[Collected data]

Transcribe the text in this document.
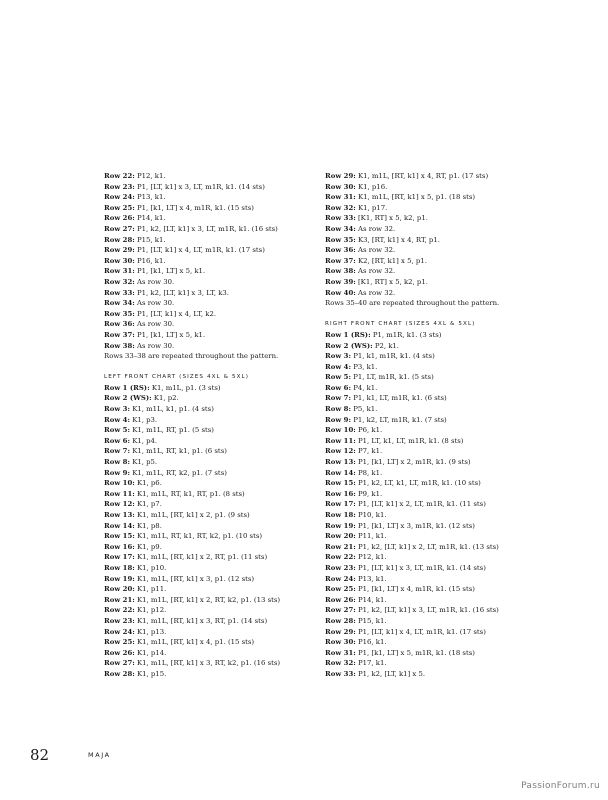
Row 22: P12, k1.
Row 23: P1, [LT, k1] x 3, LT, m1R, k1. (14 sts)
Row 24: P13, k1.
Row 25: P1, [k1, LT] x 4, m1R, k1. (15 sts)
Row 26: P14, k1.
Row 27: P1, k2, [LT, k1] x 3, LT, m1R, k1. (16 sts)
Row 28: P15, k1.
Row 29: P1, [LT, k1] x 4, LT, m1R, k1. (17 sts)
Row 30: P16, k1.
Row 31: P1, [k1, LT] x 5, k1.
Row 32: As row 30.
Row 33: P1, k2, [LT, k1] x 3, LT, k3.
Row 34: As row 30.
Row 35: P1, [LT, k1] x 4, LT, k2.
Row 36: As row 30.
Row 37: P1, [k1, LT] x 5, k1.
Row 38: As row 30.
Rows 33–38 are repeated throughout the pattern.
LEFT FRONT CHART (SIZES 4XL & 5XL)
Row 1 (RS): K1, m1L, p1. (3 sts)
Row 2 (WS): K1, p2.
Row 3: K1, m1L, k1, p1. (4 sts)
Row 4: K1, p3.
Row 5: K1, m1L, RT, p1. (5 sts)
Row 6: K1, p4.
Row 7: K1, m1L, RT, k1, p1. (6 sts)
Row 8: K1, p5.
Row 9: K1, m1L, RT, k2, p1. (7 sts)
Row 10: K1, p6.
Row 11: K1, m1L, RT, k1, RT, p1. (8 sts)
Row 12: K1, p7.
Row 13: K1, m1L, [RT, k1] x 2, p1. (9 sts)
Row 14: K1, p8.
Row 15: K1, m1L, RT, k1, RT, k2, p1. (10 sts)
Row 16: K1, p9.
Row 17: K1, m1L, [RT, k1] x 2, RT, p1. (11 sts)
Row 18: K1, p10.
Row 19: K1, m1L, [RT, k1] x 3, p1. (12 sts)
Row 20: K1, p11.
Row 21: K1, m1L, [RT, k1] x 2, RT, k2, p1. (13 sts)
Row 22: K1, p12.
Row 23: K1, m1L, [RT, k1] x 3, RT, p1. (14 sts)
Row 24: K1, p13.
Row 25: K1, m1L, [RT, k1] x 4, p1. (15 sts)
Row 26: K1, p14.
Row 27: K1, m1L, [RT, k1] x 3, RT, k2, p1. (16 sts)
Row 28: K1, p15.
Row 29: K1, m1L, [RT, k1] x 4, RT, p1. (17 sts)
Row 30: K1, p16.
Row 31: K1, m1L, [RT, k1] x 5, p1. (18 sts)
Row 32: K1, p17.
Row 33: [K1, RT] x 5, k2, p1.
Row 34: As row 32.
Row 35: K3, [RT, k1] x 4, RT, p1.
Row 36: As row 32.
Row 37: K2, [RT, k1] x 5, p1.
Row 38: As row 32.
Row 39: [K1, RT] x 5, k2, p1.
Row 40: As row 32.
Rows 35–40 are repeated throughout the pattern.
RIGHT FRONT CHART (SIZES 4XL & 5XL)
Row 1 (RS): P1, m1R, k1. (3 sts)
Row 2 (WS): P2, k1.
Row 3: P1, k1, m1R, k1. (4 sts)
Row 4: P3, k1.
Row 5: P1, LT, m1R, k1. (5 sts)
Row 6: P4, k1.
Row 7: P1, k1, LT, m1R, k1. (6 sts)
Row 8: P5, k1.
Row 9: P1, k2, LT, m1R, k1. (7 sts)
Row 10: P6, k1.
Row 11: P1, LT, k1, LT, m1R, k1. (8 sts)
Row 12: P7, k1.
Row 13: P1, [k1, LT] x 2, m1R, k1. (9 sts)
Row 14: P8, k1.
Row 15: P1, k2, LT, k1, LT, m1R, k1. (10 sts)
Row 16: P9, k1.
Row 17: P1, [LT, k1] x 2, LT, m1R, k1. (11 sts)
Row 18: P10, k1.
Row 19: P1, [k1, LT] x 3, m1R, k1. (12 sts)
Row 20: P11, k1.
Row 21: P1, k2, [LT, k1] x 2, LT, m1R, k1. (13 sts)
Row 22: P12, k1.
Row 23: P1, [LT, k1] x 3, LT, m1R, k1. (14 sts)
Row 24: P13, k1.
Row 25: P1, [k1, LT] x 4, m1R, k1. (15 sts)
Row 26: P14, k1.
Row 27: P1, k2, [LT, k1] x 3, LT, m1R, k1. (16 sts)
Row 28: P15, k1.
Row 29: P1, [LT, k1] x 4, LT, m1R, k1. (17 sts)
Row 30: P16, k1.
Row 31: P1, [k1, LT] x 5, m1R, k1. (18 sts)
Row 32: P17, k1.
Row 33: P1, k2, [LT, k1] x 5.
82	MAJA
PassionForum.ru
---
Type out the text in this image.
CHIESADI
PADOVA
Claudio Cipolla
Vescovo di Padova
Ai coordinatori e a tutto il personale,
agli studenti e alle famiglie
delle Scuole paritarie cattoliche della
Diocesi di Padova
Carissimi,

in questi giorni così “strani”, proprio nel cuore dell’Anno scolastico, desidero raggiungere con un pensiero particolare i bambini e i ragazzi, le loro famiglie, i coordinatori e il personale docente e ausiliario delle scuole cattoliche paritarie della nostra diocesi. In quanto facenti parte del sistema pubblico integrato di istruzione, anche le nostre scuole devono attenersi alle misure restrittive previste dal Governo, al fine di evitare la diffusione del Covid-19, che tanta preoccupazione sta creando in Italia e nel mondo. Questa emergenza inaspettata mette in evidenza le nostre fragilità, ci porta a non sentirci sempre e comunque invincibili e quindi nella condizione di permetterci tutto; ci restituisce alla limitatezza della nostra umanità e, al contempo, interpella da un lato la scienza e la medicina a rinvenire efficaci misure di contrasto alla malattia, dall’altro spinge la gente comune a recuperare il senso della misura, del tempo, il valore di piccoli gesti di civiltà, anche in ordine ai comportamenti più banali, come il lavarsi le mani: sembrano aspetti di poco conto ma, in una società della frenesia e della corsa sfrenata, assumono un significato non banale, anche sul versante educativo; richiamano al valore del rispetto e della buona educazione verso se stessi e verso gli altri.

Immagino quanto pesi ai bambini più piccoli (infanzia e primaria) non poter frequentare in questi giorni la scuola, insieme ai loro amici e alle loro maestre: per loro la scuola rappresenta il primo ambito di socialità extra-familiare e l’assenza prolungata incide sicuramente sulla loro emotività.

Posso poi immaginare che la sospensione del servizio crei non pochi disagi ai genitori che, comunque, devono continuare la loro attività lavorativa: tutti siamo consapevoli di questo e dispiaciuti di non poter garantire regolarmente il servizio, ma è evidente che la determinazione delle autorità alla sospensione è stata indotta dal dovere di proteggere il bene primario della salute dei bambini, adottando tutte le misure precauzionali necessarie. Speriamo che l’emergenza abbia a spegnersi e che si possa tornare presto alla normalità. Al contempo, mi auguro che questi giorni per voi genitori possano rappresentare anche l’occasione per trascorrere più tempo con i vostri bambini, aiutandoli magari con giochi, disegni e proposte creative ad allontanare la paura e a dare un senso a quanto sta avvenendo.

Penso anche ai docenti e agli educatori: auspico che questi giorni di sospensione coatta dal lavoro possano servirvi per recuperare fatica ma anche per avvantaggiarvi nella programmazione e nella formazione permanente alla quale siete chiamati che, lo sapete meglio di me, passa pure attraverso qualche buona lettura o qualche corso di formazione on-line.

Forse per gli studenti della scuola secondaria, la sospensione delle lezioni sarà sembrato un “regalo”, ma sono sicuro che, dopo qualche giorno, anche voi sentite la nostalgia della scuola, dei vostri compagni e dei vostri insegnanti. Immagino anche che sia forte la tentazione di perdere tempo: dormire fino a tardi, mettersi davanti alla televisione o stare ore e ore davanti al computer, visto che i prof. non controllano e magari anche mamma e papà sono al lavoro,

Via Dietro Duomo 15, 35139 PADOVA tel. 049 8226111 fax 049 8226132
==
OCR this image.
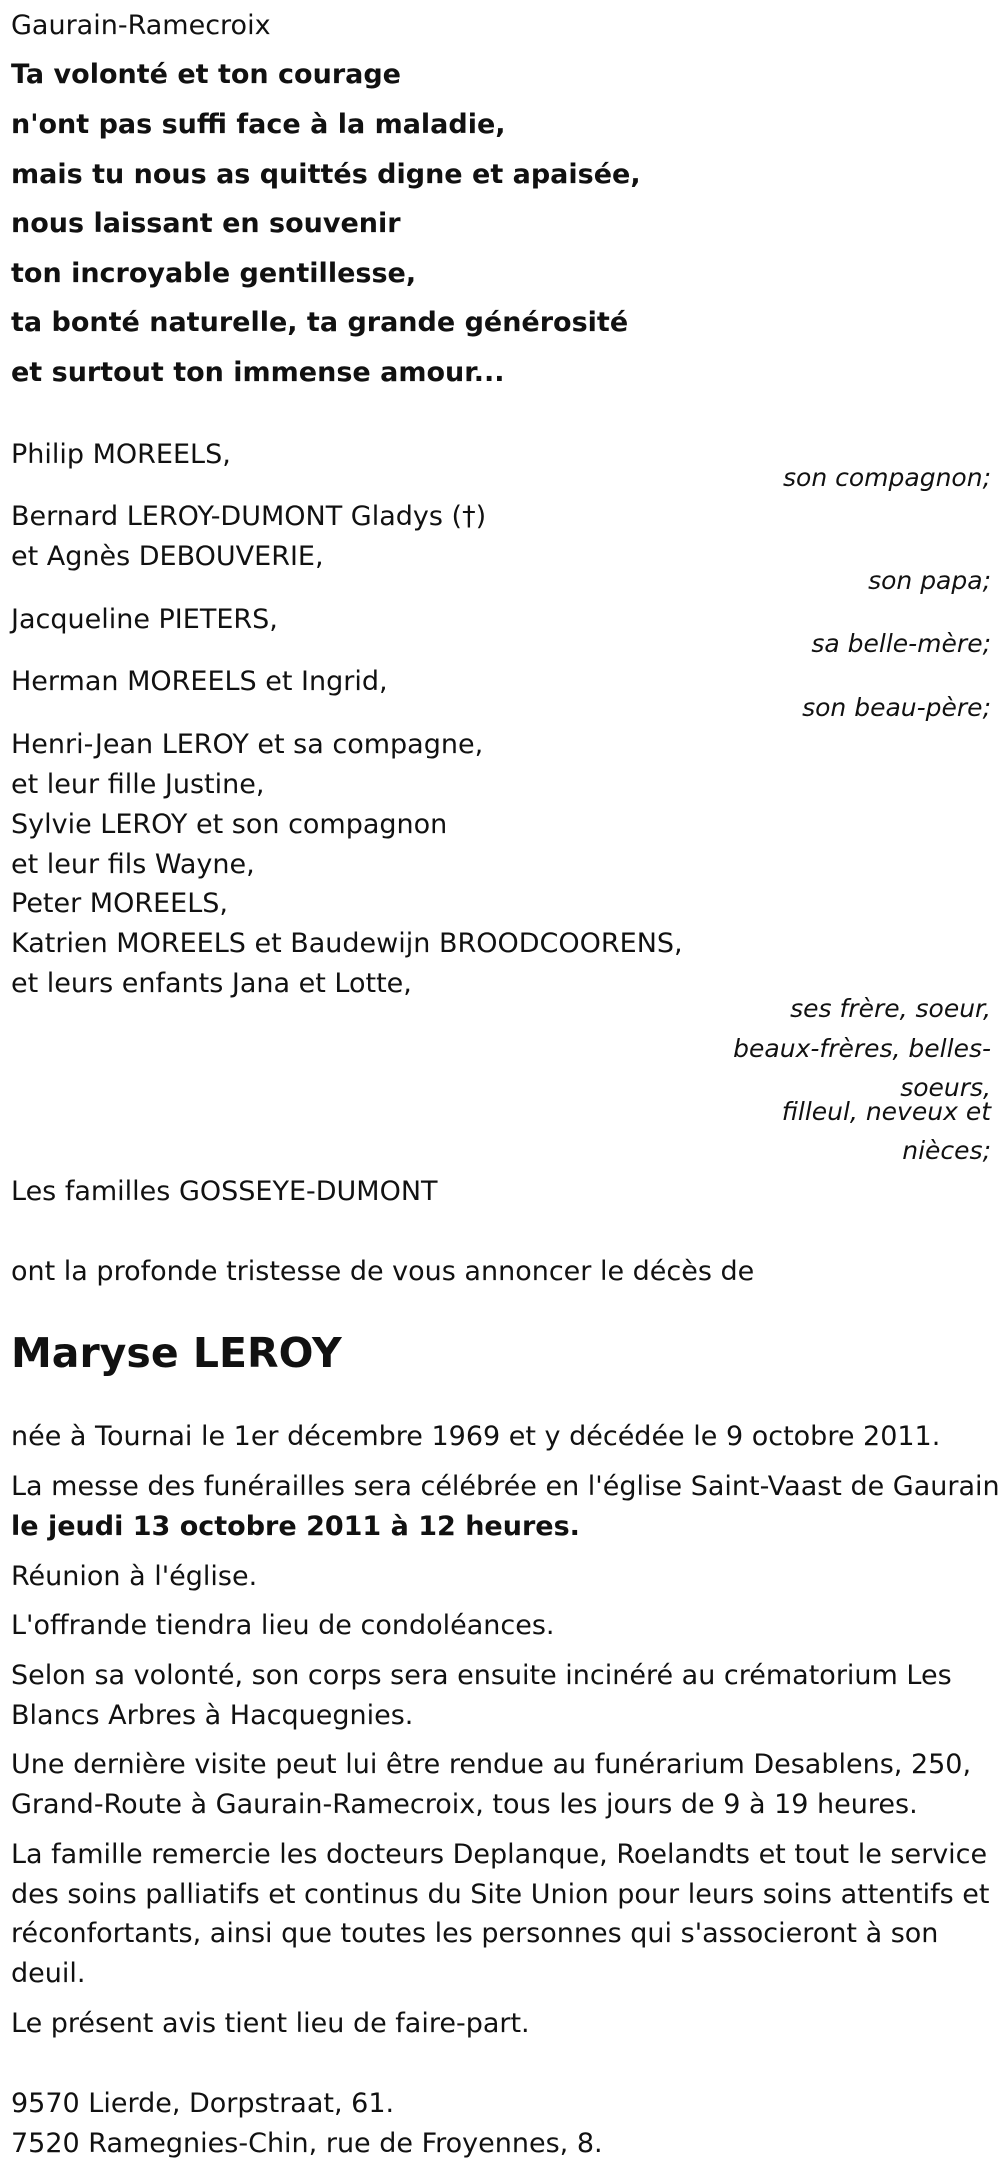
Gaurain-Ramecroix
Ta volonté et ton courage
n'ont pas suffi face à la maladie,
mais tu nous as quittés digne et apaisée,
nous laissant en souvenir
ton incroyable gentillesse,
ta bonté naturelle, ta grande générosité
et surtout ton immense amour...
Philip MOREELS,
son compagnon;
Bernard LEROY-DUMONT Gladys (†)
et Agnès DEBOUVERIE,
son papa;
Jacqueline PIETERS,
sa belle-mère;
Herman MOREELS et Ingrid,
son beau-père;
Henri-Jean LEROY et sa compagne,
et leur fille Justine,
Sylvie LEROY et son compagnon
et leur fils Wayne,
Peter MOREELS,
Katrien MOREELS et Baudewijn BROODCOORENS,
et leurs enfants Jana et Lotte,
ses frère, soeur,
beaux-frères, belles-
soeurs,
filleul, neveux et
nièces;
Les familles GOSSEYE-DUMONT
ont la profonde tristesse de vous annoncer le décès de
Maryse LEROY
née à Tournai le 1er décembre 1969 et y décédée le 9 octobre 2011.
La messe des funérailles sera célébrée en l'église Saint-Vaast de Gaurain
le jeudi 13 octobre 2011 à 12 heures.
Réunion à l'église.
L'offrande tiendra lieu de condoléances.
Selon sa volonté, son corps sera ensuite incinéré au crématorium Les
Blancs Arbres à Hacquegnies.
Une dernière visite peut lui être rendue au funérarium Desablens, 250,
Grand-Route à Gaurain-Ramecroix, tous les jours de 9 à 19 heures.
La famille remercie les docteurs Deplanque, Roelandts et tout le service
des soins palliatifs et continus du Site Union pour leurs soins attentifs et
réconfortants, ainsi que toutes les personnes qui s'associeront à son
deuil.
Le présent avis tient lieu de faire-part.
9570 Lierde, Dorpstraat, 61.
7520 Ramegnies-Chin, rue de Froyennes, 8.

Task prompt: Where a line in the material contains "devono", copy that line.

Correct output:
in questi giorni così “strani”, proprio nel cuore dell’Anno scolastico, desidero raggiungere con un pensiero particolare i bambini e i ragazzi, le loro famiglie, i coordinatori e il personale docente e ausiliario delle scuole cattoliche paritarie della nostra diocesi. In quanto facenti parte del sistema pubblico integrato di istruzione, anche le nostre scuole devono attenersi alle misure restrittive previste dal Governo, al fine di evitare la diffusione del Covid-19, che tanta preoccupazione sta creando in Italia e nel mondo. Questa emergenza inaspettata mette in evidenza le nostre fragilità, ci porta a non sentirci sempre e comunque invincibili e quindi nella condizione di permetterci tutto; ci restituisce alla limitatezza della nostra umanità e, al contempo, interpella da un lato la scienza e la medicina a rinvenire efficaci misure di contrasto alla malattia, dall’altro spinge la gente comune a recuperare il senso della misura, del tempo, il valore di piccoli gesti di civiltà, anche in ordine ai comportamenti più banali, come il lavarsi le mani: sembrano aspetti di poco conto ma, in una società della frenesia e della corsa sfrenata, assumono un significato non banale, anche sul versante educativo; richiamano al valore del rispetto e della buona educazione verso se stessi e verso gli altri.
Posso poi immaginare che la sospensione del servizio crei non pochi disagi ai genitori che, comunque, devono continuare la loro attività lavorativa: tutti siamo consapevoli di questo e dispiaciuti di non poter garantire regolarmente il servizio, ma è evidente che la determinazione delle autorità alla sospensione è stata indotta dal dovere di proteggere il bene primario della salute dei bambini, adottando tutte le misure precauzionali necessarie. Speriamo che l’emergenza abbia a spegnersi e che si possa tornare presto alla normalità. Al contempo, mi auguro che questi giorni per voi genitori possano rappresentare anche l’occasione per trascorrere più tempo con i vostri bambini, aiutandoli magari con giochi, disegni e proposte creative ad allontanare la paura e a dare un senso a quanto sta avvenendo.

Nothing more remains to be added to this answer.